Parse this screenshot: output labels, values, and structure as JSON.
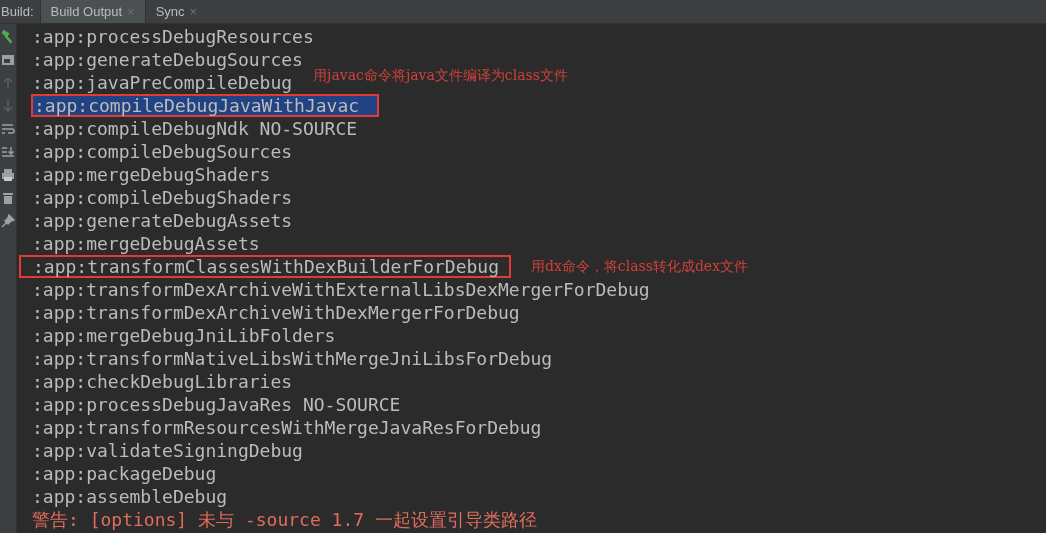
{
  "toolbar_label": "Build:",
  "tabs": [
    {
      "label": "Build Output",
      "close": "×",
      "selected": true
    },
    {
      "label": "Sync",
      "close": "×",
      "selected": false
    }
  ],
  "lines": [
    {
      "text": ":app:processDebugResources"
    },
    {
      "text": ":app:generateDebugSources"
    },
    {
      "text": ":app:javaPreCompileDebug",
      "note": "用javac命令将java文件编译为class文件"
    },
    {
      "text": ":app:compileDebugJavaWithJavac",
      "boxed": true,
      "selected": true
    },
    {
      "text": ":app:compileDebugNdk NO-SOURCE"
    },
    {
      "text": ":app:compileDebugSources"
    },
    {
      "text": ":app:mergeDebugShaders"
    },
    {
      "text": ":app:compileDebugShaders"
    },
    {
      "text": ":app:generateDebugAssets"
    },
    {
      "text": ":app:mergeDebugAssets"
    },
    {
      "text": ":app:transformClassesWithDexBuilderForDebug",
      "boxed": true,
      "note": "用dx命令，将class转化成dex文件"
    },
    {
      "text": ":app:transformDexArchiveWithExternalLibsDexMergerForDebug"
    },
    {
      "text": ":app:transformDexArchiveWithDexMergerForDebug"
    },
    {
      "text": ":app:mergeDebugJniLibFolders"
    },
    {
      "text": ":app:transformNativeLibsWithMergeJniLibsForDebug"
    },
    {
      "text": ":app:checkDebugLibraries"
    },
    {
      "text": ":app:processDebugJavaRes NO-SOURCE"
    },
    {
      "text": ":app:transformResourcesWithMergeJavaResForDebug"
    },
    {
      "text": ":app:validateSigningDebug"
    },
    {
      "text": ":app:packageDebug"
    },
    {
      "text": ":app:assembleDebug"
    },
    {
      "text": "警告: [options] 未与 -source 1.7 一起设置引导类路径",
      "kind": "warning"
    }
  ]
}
____________________
● Do this: Transcribe all of the entries word for word, but skip any pictures they contain.

● Answer to the exercise:
Parse this screenshot: output labels, values, and structure as JSON.
{
  "toolbar_label": "Build:",
  "tabs": [
    {
      "label": "Build Output",
      "close": "×",
      "selected": true
    },
    {
      "label": "Sync",
      "close": "×",
      "selected": false
    }
  ],
  "lines": [
    {
      "text": ":app:processDebugResources"
    },
    {
      "text": ":app:generateDebugSources"
    },
    {
      "text": ":app:javaPreCompileDebug",
      "note": "用javac命令将java文件编译为class文件"
    },
    {
      "text": ":app:compileDebugJavaWithJavac",
      "boxed": true,
      "selected": true
    },
    {
      "text": ":app:compileDebugNdk NO-SOURCE"
    },
    {
      "text": ":app:compileDebugSources"
    },
    {
      "text": ":app:mergeDebugShaders"
    },
    {
      "text": ":app:compileDebugShaders"
    },
    {
      "text": ":app:generateDebugAssets"
    },
    {
      "text": ":app:mergeDebugAssets"
    },
    {
      "text": ":app:transformClassesWithDexBuilderForDebug",
      "boxed": true,
      "note": "用dx命令，将class转化成dex文件"
    },
    {
      "text": ":app:transformDexArchiveWithExternalLibsDexMergerForDebug"
    },
    {
      "text": ":app:transformDexArchiveWithDexMergerForDebug"
    },
    {
      "text": ":app:mergeDebugJniLibFolders"
    },
    {
      "text": ":app:transformNativeLibsWithMergeJniLibsForDebug"
    },
    {
      "text": ":app:checkDebugLibraries"
    },
    {
      "text": ":app:processDebugJavaRes NO-SOURCE"
    },
    {
      "text": ":app:transformResourcesWithMergeJavaResForDebug"
    },
    {
      "text": ":app:validateSigningDebug"
    },
    {
      "text": ":app:packageDebug"
    },
    {
      "text": ":app:assembleDebug"
    },
    {
      "text": "警告: [options] 未与 -source 1.7 一起设置引导类路径",
      "kind": "warning"
    }
  ]
}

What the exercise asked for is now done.